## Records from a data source
------------------------------------

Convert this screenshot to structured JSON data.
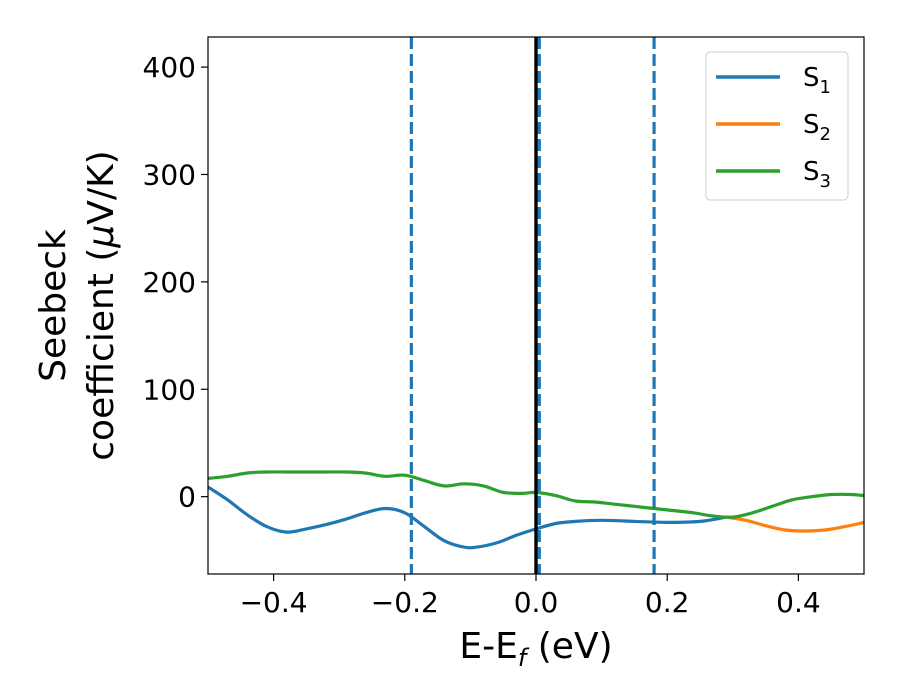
{
  "chart_data": {
    "type": "line",
    "xlabel": "E-E$_f$ (eV)",
    "xlabel_parts": {
      "main": "E-E",
      "sub": "f",
      "tail": " (eV)"
    },
    "ylabel_lines": [
      "Seebeck",
      "coefficient  ($\\mu$V/K)"
    ],
    "ylabel_parts": {
      "line1": "Seebeck",
      "line2_pre": "coefficient  (",
      "mu": "μ",
      "line2_post": "V/K)"
    },
    "xlim": [
      -0.5,
      0.5
    ],
    "ylim": [
      -72,
      428
    ],
    "xticks": [
      -0.4,
      -0.2,
      0.0,
      0.2,
      0.4
    ],
    "xtick_labels": [
      "−0.4",
      "−0.2",
      "0.0",
      "0.2",
      "0.4"
    ],
    "yticks": [
      0,
      100,
      200,
      300,
      400
    ],
    "ytick_labels": [
      "0",
      "100",
      "200",
      "300",
      "400"
    ],
    "grid": false,
    "legend_position": "top-right",
    "series": [
      {
        "name": "S$_1$",
        "legend_main": "S",
        "legend_sub": "1",
        "color": "#1f77b4",
        "x": [
          -0.5,
          -0.47,
          -0.44,
          -0.41,
          -0.38,
          -0.35,
          -0.32,
          -0.29,
          -0.26,
          -0.23,
          -0.2,
          -0.17,
          -0.14,
          -0.11,
          -0.09,
          -0.06,
          -0.03,
          0.0,
          0.03,
          0.06,
          0.1,
          0.15,
          0.2,
          0.25,
          0.29
        ],
        "y": [
          9,
          -3,
          -17,
          -28,
          -33,
          -30,
          -26,
          -21,
          -15,
          -11,
          -15,
          -28,
          -41,
          -47,
          -47,
          -43,
          -36,
          -30,
          -25,
          -23,
          -22,
          -23,
          -24,
          -23,
          -19
        ]
      },
      {
        "name": "S$_2$",
        "legend_main": "S",
        "legend_sub": "2",
        "color": "#ff7f0e",
        "x": [
          0.29,
          0.32,
          0.35,
          0.38,
          0.41,
          0.44,
          0.47,
          0.5
        ],
        "y": [
          -19,
          -22,
          -27,
          -31,
          -32,
          -31,
          -28,
          -24
        ]
      },
      {
        "name": "S$_3$",
        "legend_main": "S",
        "legend_sub": "3",
        "color": "#2ca02c",
        "x": [
          -0.5,
          -0.47,
          -0.44,
          -0.41,
          -0.38,
          -0.35,
          -0.32,
          -0.29,
          -0.26,
          -0.23,
          -0.2,
          -0.17,
          -0.14,
          -0.11,
          -0.08,
          -0.05,
          -0.02,
          0.0,
          0.03,
          0.06,
          0.09,
          0.12,
          0.15,
          0.18,
          0.21,
          0.24,
          0.27,
          0.3,
          0.33,
          0.36,
          0.39,
          0.42,
          0.45,
          0.48,
          0.5
        ],
        "y": [
          17,
          19,
          22,
          23,
          23,
          23,
          23,
          23,
          22,
          19,
          20,
          15,
          10,
          12,
          10,
          4,
          3,
          4,
          1,
          -4,
          -5,
          -7,
          -9,
          -11,
          -13,
          -15,
          -18,
          -19,
          -15,
          -9,
          -3,
          0,
          2,
          2,
          1
        ]
      }
    ],
    "vlines": [
      {
        "x": -0.19,
        "style": "dashed",
        "color": "#1f77b4"
      },
      {
        "x": 0.005,
        "style": "dashed",
        "color": "#1f77b4"
      },
      {
        "x": 0.18,
        "style": "dashed",
        "color": "#1f77b4"
      },
      {
        "x": 0.0,
        "style": "solid",
        "color": "#000000"
      }
    ]
  }
}
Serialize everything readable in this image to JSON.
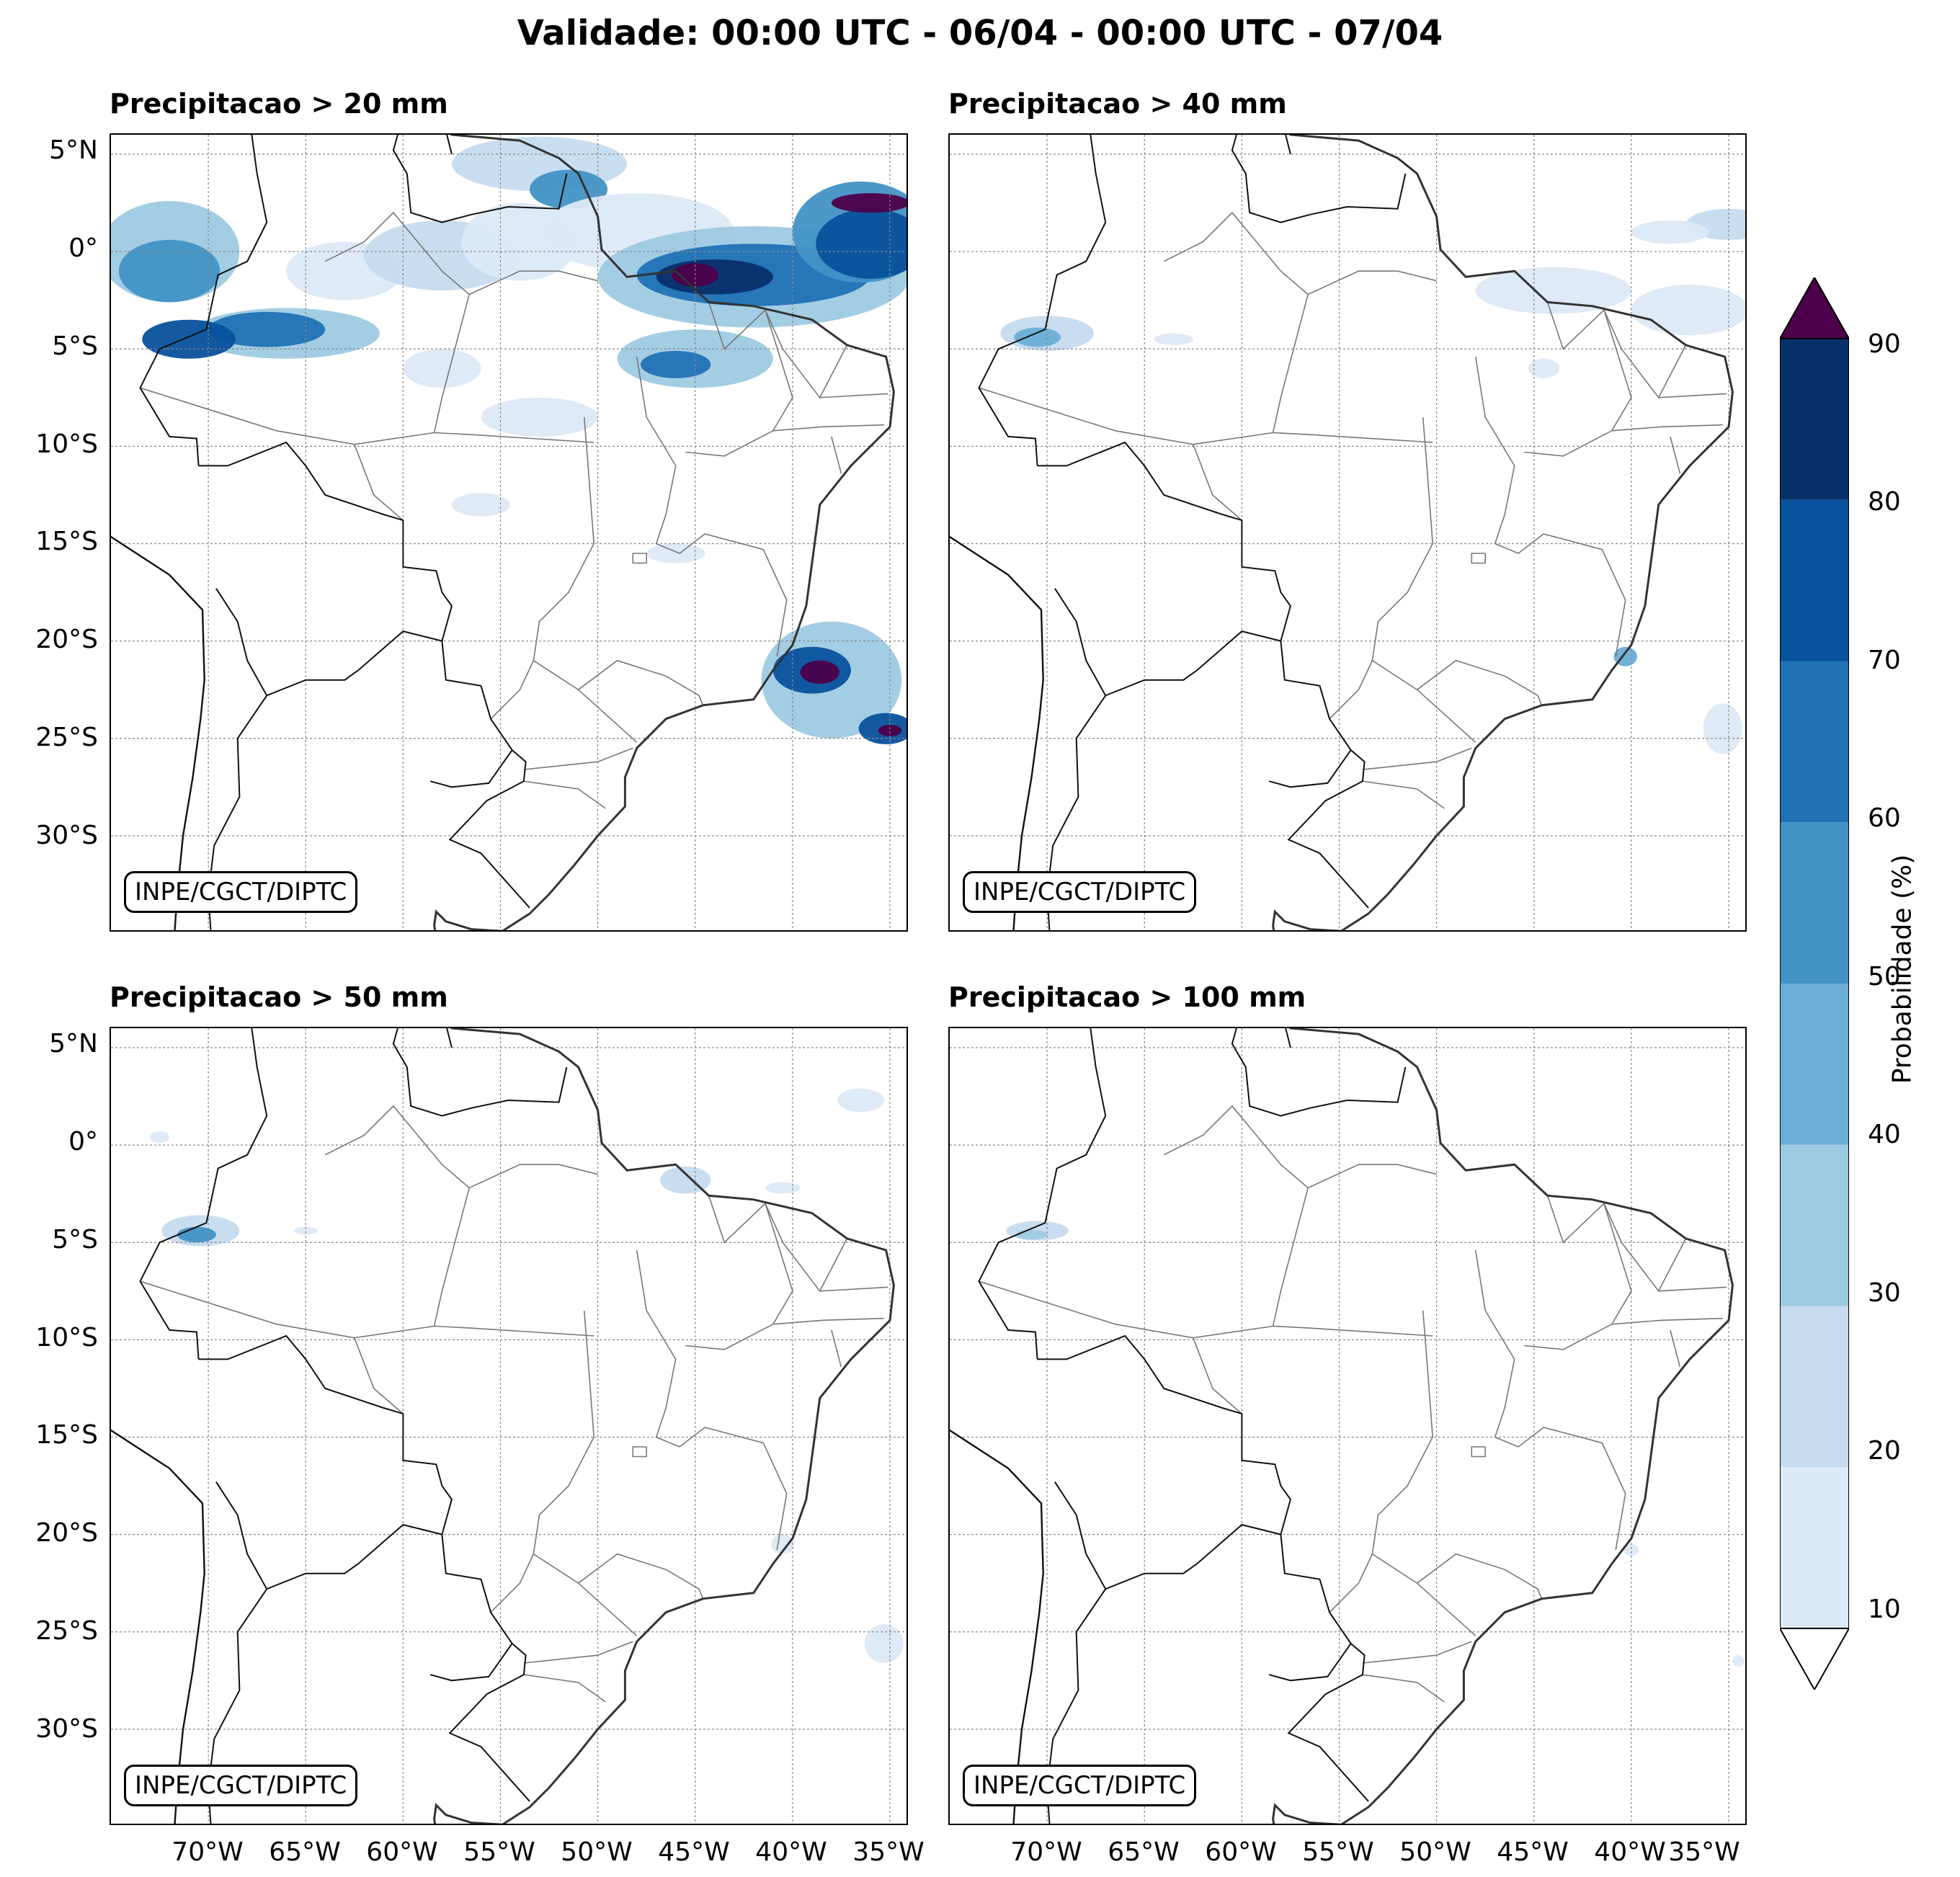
{
  "title": "Validade: 00:00 UTC - 06/04 - 00:00 UTC - 07/04",
  "panels": [
    {
      "title": "Precipitacao > 20 mm",
      "credit": "INPE/CGCT/DIPTC"
    },
    {
      "title": "Precipitacao > 40 mm",
      "credit": "INPE/CGCT/DIPTC"
    },
    {
      "title": "Precipitacao > 50 mm",
      "credit": "INPE/CGCT/DIPTC"
    },
    {
      "title": "Precipitacao > 100 mm",
      "credit": "INPE/CGCT/DIPTC"
    }
  ],
  "lat_labels": [
    "5°N",
    "0°",
    "5°S",
    "10°S",
    "15°S",
    "20°S",
    "25°S",
    "30°S"
  ],
  "lon_labels": [
    "70°W",
    "65°W",
    "60°W",
    "55°W",
    "50°W",
    "45°W",
    "40°W",
    "35°W"
  ],
  "colorbar": {
    "label": "Probabilidade (%)",
    "ticks": [
      "10",
      "20",
      "30",
      "40",
      "50",
      "60",
      "70",
      "80",
      "90"
    ],
    "colors": [
      "#dce9f6",
      "#c6dbef",
      "#9ecae1",
      "#6baed6",
      "#4292c6",
      "#2171b5",
      "#08519c",
      "#08306b"
    ],
    "extend_max_color": "#4d004b",
    "extend_min_color": "#ffffff"
  },
  "extent": {
    "lon_min": -75,
    "lon_max": -34,
    "lat_min": -35,
    "lat_max": 6
  }
}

------------------------------------

Each line from the one that contains "Serialize everything readable" to the end of the listing must be quoted exactly; no other line and no picture belongs in the copy.

## Answer to this task
Serialize everything readable in this image to JSON.
{
  "title": "Validade: 00:00 UTC - 06/04 - 00:00 UTC - 07/04",
  "panels": [
    {
      "title": "Precipitacao > 20 mm",
      "credit": "INPE/CGCT/DIPTC"
    },
    {
      "title": "Precipitacao > 40 mm",
      "credit": "INPE/CGCT/DIPTC"
    },
    {
      "title": "Precipitacao > 50 mm",
      "credit": "INPE/CGCT/DIPTC"
    },
    {
      "title": "Precipitacao > 100 mm",
      "credit": "INPE/CGCT/DIPTC"
    }
  ],
  "lat_labels": [
    "5°N",
    "0°",
    "5°S",
    "10°S",
    "15°S",
    "20°S",
    "25°S",
    "30°S"
  ],
  "lon_labels": [
    "70°W",
    "65°W",
    "60°W",
    "55°W",
    "50°W",
    "45°W",
    "40°W",
    "35°W"
  ],
  "colorbar": {
    "label": "Probabilidade (%)",
    "ticks": [
      "10",
      "20",
      "30",
      "40",
      "50",
      "60",
      "70",
      "80",
      "90"
    ],
    "colors": [
      "#dce9f6",
      "#c6dbef",
      "#9ecae1",
      "#6baed6",
      "#4292c6",
      "#2171b5",
      "#08519c",
      "#08306b"
    ],
    "extend_max_color": "#4d004b",
    "extend_min_color": "#ffffff"
  },
  "extent": {
    "lon_min": -75,
    "lon_max": -34,
    "lat_min": -35,
    "lat_max": 6
  }
}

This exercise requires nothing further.